[Start DATA ENTRIES]

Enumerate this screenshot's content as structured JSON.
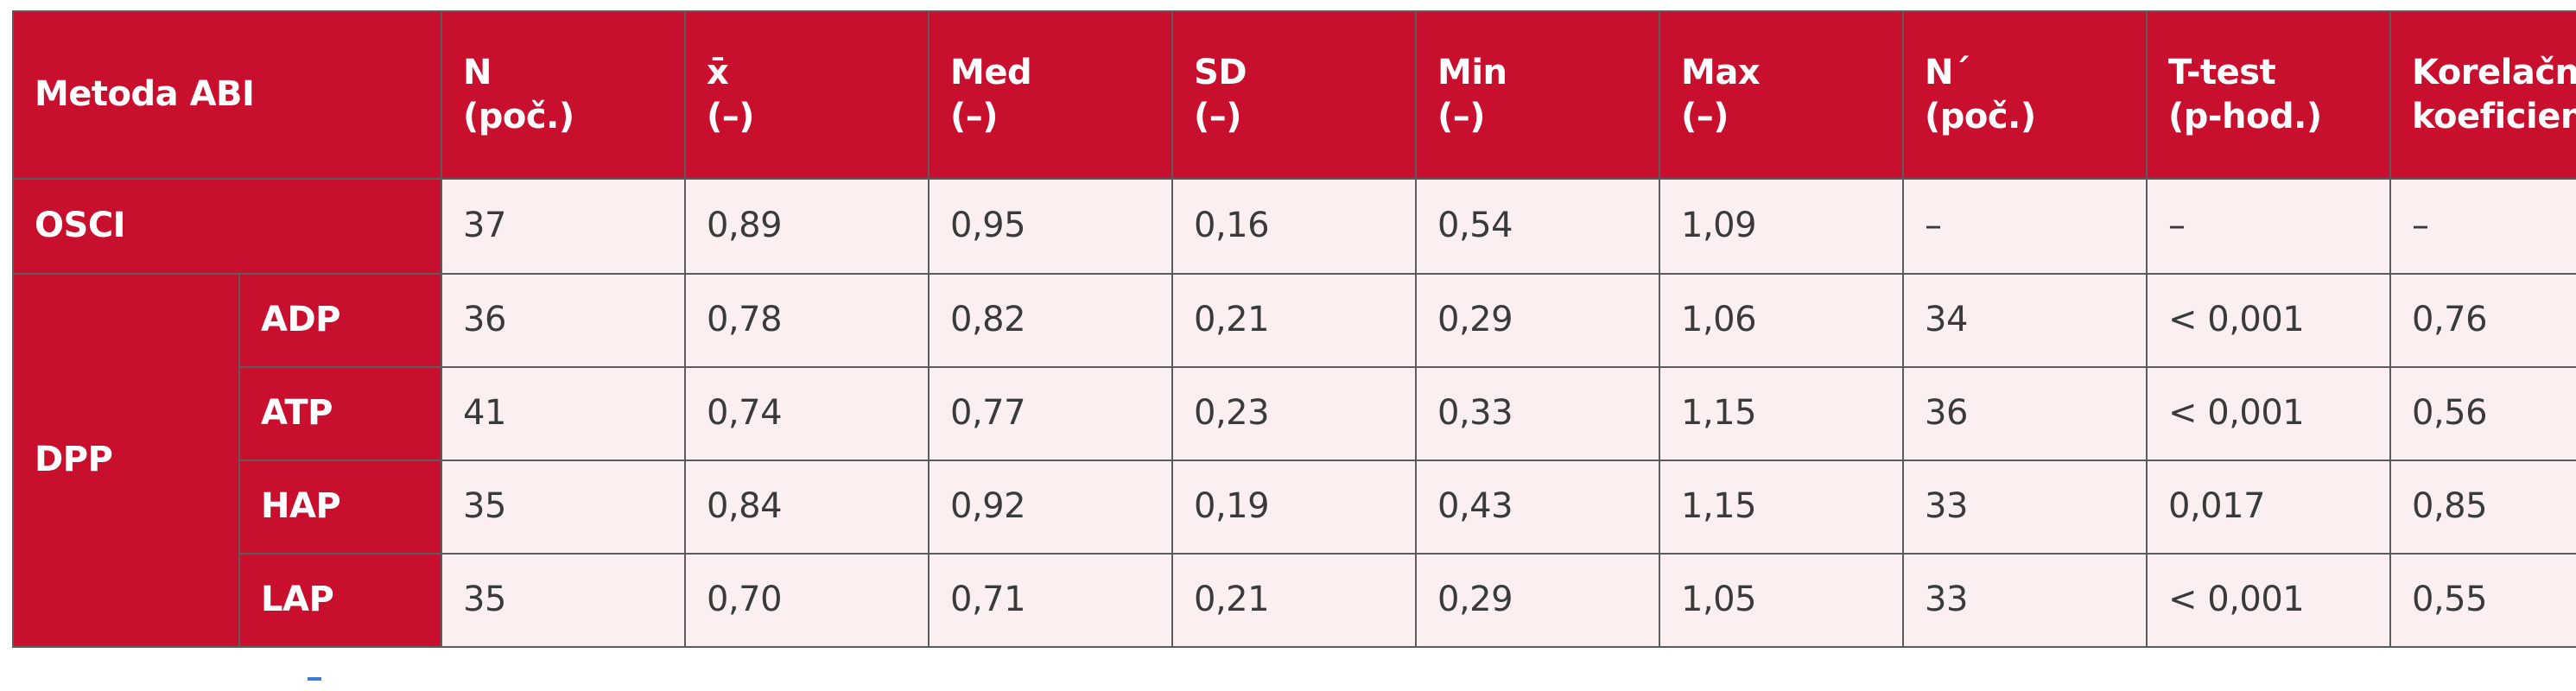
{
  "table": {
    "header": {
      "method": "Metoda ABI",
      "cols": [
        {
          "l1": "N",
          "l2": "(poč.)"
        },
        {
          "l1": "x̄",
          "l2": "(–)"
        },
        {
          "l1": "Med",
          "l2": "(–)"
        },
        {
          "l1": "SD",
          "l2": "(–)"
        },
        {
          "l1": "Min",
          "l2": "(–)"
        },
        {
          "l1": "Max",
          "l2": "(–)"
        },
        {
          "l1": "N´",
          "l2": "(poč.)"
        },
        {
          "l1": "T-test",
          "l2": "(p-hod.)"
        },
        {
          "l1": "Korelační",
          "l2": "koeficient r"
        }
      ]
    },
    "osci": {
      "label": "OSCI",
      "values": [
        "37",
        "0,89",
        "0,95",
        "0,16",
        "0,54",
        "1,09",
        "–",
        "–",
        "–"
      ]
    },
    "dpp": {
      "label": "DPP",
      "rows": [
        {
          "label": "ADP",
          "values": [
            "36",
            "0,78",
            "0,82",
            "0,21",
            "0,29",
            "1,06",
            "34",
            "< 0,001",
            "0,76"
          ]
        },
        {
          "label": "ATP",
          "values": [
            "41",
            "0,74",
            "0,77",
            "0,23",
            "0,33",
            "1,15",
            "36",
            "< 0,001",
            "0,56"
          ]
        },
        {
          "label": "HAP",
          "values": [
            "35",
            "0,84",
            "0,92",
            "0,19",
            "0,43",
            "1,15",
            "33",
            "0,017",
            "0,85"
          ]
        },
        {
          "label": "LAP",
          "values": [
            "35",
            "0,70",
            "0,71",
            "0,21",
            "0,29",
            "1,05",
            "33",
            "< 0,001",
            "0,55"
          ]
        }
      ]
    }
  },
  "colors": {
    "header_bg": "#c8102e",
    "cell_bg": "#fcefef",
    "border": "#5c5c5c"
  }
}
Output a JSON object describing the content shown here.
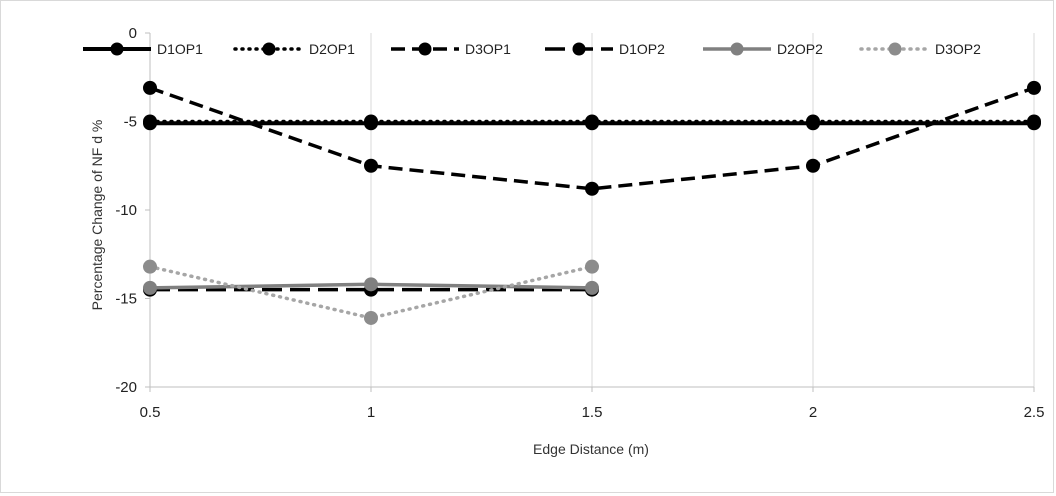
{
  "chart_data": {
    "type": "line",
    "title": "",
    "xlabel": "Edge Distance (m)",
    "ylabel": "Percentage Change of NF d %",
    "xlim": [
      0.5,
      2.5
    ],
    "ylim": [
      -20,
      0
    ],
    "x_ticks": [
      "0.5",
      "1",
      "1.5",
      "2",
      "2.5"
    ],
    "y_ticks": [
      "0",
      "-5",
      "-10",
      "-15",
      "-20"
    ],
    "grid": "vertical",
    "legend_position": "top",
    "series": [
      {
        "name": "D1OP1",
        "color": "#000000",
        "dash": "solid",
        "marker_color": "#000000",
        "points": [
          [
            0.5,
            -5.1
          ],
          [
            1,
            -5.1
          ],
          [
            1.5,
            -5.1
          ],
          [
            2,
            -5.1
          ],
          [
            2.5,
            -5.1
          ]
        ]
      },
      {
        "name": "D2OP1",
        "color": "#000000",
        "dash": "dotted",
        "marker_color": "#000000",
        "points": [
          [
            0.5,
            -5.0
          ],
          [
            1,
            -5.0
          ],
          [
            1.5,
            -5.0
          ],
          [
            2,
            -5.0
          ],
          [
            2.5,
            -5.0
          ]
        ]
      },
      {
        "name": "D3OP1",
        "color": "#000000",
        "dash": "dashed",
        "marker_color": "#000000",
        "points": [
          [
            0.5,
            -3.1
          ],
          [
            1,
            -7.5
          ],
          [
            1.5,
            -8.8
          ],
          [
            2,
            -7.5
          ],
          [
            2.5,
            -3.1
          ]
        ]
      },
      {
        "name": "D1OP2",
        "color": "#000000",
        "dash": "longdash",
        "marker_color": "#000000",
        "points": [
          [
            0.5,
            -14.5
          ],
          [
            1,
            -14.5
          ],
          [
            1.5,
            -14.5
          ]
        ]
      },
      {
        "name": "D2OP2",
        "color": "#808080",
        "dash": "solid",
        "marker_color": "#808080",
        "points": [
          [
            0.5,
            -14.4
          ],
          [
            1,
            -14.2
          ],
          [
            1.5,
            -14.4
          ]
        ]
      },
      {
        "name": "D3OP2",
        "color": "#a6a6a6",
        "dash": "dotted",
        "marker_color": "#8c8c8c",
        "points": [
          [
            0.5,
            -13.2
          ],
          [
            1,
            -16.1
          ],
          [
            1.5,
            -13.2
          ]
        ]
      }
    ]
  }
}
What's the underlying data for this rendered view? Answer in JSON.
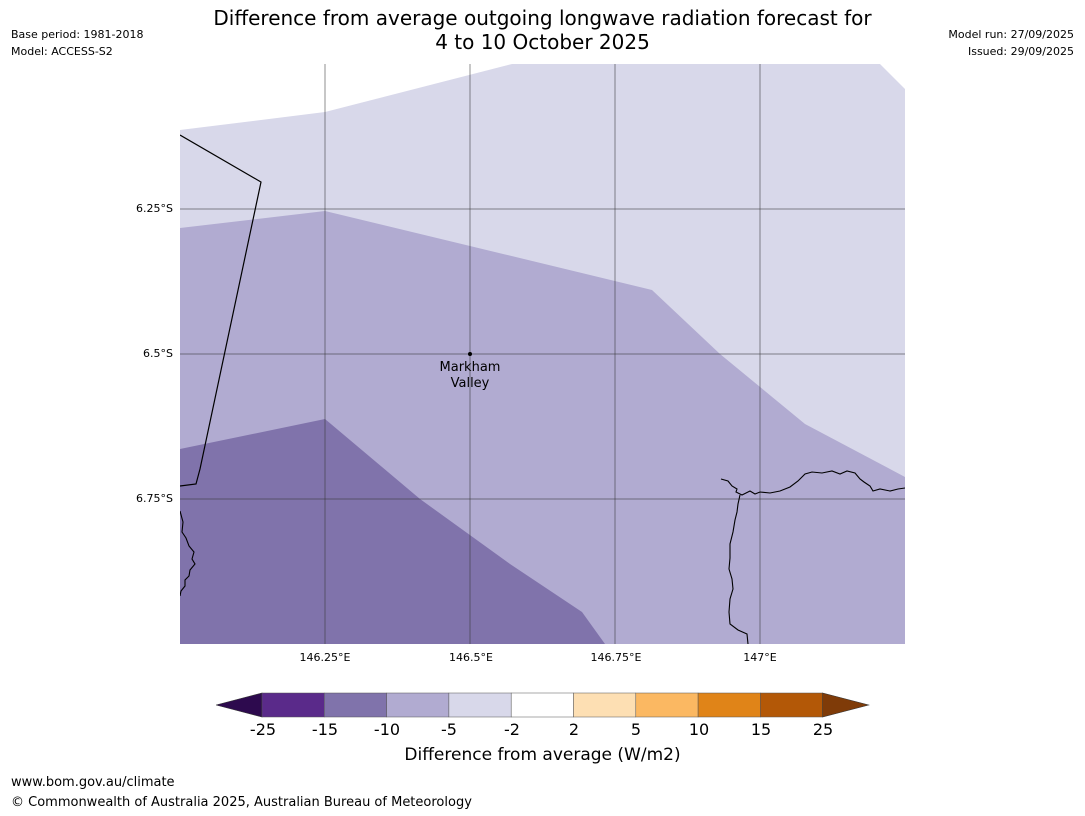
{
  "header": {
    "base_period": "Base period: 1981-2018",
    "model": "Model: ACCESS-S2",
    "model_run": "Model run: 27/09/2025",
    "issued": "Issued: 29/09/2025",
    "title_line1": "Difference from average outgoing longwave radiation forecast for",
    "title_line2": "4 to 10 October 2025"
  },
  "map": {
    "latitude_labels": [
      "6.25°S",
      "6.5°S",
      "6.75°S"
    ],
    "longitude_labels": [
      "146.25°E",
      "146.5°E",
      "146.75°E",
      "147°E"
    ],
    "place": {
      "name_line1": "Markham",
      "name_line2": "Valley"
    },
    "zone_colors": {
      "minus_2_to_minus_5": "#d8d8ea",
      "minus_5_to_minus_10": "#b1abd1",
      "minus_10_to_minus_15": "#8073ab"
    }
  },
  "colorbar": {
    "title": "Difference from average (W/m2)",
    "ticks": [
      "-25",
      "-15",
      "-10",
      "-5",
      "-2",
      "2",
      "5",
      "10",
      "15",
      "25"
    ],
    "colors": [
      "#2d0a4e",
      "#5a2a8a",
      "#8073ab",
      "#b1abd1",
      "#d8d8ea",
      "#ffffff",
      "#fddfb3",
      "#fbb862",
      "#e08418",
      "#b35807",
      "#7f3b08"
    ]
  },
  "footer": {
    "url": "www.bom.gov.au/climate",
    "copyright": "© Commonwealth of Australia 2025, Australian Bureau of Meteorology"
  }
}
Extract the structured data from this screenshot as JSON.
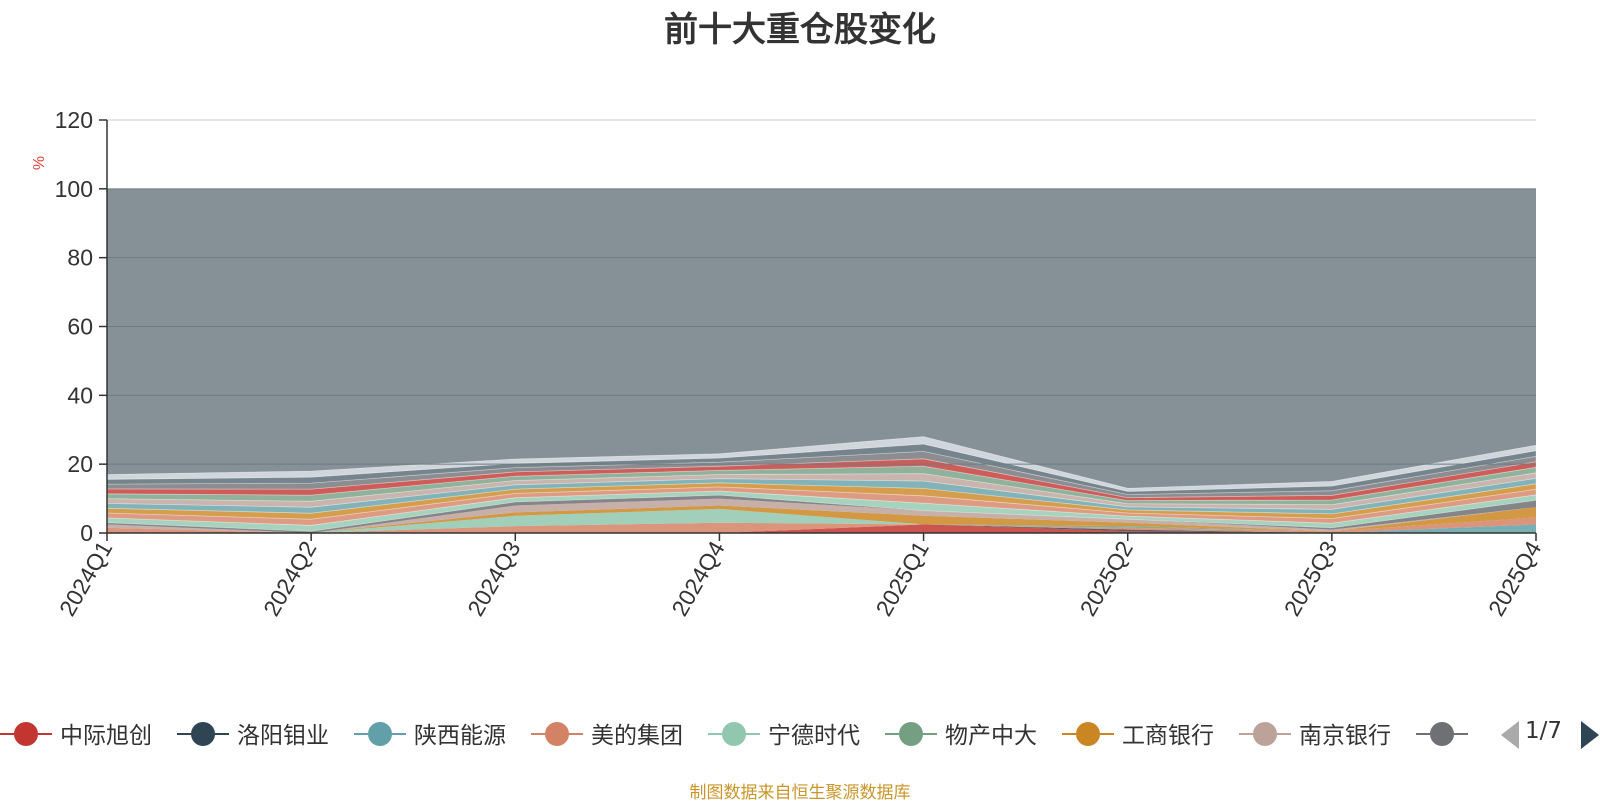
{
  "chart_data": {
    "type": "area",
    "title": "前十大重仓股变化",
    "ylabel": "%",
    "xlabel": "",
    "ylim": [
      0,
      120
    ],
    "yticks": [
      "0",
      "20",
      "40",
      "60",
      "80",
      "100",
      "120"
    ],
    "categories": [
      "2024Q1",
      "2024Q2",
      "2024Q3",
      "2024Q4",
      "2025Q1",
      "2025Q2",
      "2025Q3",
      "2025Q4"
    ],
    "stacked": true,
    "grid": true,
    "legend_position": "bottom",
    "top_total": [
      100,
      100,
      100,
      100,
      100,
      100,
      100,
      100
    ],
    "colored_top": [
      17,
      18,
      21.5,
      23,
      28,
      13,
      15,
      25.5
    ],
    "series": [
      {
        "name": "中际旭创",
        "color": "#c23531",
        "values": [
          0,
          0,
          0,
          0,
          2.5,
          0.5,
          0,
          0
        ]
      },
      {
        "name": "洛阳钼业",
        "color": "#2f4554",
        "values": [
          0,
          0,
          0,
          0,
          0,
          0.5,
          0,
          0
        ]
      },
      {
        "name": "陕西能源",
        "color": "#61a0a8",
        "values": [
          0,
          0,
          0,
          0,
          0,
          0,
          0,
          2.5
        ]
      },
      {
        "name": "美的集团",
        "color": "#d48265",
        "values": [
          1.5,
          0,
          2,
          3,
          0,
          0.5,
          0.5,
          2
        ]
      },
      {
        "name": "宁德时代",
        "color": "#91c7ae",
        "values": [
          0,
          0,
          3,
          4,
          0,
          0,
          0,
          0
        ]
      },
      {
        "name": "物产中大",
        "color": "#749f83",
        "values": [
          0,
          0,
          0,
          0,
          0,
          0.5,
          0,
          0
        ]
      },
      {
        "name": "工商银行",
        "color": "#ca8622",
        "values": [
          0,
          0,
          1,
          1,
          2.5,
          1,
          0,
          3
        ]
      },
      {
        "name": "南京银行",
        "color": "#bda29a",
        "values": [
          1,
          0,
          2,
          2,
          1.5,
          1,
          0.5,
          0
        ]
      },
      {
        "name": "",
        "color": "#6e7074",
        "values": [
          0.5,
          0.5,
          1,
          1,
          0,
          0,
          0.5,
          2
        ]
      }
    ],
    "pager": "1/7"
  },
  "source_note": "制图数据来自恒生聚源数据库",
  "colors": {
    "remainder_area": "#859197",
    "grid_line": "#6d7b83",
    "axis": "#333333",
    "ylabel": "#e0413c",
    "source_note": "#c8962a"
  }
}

[End DATA ENTRIES]

- **CHALLENGE**:
Where a line in the entries holds the word "structured", copy that line.

- **COMPLETE RESPONSE**:
Enumerate this screenshot's content as structured JSON.
Extract the structured data from this screenshot as JSON.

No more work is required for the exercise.